» **PROBLEM DETAILS**
Repeat the stretch of data from its first line through the line containing "y-tick-label: 2100 <box>19 322 44 333</box>", swapping "x-tick-label" for "x-axis-tick" wherever it occurs and leaving everything else unchanged.

-*-*-

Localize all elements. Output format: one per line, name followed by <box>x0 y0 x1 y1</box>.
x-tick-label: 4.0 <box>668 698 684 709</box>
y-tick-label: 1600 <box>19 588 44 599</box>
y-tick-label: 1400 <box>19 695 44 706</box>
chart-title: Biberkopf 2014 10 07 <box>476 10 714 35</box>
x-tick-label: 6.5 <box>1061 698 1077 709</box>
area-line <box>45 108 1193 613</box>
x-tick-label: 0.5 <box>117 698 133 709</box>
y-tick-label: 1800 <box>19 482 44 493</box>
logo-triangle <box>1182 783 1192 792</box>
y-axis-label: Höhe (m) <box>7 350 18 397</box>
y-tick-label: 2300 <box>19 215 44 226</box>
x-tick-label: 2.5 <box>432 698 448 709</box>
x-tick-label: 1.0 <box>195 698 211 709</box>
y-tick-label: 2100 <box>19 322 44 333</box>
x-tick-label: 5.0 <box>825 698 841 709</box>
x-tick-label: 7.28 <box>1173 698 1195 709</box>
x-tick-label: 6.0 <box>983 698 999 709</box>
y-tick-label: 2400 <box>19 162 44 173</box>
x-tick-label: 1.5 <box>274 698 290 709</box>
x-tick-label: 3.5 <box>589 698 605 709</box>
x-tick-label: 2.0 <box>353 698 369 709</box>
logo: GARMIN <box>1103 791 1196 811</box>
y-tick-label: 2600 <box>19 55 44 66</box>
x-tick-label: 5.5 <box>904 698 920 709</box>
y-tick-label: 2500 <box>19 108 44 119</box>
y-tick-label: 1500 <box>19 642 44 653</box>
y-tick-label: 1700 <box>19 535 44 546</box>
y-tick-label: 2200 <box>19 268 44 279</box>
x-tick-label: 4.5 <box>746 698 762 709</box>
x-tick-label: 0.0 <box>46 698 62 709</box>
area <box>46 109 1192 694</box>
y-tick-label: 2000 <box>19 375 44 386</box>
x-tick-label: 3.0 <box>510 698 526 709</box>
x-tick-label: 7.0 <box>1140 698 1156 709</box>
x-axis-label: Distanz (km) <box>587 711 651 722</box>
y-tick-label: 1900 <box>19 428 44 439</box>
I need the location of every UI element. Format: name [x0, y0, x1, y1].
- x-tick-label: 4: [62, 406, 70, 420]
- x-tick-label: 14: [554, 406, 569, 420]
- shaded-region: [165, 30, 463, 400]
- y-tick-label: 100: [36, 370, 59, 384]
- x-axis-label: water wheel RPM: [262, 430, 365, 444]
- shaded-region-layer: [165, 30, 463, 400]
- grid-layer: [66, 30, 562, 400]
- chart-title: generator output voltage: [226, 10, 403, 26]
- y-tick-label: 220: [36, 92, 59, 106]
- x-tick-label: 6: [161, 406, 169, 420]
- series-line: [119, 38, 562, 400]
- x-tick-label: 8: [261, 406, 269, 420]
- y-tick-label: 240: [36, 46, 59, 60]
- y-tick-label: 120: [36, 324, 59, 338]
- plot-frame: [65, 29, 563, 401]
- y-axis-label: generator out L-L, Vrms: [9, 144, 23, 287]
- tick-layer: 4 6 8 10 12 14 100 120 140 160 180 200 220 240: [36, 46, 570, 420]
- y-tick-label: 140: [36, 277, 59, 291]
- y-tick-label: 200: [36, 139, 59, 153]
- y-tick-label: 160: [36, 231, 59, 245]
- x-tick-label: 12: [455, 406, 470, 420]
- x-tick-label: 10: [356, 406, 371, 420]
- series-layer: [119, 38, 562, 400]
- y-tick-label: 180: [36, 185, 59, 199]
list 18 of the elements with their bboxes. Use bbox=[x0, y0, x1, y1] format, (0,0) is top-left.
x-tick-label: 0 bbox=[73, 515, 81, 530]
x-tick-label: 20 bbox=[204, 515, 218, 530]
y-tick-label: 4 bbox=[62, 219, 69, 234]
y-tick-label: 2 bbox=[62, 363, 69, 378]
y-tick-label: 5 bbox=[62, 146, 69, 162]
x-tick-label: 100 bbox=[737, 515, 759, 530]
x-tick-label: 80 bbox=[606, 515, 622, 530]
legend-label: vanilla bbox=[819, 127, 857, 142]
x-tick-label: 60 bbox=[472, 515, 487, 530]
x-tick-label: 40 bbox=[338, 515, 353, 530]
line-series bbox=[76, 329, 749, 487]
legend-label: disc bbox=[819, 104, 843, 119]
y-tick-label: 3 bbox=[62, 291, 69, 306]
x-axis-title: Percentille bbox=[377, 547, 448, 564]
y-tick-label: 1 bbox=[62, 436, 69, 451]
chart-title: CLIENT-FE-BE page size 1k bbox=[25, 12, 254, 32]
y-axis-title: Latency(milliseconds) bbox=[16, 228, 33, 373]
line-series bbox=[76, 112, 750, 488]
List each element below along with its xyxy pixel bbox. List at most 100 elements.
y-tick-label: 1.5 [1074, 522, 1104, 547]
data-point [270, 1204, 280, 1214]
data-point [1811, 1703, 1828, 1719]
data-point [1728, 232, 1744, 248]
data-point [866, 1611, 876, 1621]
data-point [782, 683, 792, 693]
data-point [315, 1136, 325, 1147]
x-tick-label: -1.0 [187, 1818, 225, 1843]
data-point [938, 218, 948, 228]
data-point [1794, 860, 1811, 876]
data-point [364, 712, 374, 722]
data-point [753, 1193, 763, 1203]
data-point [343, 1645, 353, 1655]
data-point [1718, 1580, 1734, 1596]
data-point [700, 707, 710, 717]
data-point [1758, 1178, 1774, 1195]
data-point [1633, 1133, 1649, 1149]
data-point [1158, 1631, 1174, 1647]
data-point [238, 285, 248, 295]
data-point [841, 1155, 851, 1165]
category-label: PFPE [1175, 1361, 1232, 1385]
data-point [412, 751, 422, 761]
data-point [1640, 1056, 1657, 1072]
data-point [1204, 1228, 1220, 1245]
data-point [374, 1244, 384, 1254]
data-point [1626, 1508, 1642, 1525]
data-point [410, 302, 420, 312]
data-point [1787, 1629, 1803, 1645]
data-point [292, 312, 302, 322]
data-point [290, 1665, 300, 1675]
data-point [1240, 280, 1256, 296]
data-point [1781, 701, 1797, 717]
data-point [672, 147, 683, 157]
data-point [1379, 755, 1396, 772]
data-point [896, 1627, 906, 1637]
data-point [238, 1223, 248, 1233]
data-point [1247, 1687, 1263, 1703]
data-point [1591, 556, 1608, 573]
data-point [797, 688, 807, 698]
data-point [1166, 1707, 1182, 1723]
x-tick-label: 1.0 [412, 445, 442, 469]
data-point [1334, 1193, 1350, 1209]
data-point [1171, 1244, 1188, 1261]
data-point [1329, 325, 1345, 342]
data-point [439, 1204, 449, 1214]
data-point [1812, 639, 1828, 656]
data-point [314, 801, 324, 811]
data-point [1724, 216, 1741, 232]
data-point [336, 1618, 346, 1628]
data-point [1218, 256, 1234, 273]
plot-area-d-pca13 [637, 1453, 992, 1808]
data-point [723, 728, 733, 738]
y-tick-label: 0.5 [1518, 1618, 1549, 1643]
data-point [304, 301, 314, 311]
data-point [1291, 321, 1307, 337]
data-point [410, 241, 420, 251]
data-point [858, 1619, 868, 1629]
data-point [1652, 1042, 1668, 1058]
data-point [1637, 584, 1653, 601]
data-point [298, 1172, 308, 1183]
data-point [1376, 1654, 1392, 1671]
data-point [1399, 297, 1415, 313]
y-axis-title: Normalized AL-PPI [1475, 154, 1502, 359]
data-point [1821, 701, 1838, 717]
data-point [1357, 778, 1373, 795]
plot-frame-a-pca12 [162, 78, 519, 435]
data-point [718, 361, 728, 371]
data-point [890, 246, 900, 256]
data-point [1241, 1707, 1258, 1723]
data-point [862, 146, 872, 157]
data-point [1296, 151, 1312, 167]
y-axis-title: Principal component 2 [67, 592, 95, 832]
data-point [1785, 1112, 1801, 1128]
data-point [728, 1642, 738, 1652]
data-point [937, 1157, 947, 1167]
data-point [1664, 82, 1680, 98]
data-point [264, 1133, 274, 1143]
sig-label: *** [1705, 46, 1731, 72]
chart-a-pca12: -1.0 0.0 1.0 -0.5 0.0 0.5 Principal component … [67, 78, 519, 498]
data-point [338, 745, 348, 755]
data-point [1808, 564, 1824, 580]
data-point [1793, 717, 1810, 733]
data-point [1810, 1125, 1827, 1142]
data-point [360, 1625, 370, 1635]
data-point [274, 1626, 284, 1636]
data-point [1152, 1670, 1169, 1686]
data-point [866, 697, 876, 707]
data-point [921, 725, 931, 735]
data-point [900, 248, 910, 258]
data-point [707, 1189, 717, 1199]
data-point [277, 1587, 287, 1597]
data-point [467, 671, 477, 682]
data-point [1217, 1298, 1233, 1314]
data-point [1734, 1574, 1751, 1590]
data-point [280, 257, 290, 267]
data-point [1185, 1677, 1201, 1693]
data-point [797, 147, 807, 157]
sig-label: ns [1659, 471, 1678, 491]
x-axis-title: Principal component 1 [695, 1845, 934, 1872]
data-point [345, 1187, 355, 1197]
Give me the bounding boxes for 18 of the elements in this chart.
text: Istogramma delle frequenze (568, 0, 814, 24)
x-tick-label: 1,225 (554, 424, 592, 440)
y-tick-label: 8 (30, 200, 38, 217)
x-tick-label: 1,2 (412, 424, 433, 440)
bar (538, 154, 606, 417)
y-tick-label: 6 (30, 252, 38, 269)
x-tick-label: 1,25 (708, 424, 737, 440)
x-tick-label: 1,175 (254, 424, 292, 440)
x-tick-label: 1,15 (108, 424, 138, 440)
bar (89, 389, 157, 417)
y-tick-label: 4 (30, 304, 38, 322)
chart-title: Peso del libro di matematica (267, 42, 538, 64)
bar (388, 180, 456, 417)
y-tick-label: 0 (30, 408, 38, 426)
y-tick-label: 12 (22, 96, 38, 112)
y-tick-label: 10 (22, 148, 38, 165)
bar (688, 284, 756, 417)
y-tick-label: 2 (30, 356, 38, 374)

-*-*-

» **RESULT OF THE TASK**
Localize all elements. Output format: one per line, name followed by <box>x0 y0 x1 y1</box>.
x-axis-tick: 4.0 <box>668 698 684 709</box>
y-tick-label: 1600 <box>19 588 44 599</box>
y-tick-label: 1400 <box>19 695 44 706</box>
chart-title: Biberkopf 2014 10 07 <box>476 10 714 35</box>
x-axis-tick: 6.5 <box>1061 698 1077 709</box>
area-line <box>45 108 1193 613</box>
x-axis-tick: 0.5 <box>117 698 133 709</box>
y-tick-label: 1800 <box>19 482 44 493</box>
logo-triangle <box>1182 783 1192 792</box>
y-axis-label: Höhe (m) <box>7 350 18 397</box>
y-tick-label: 2300 <box>19 215 44 226</box>
x-axis-tick: 2.5 <box>432 698 448 709</box>
x-axis-tick: 1.0 <box>195 698 211 709</box>
y-tick-label: 2100 <box>19 322 44 333</box>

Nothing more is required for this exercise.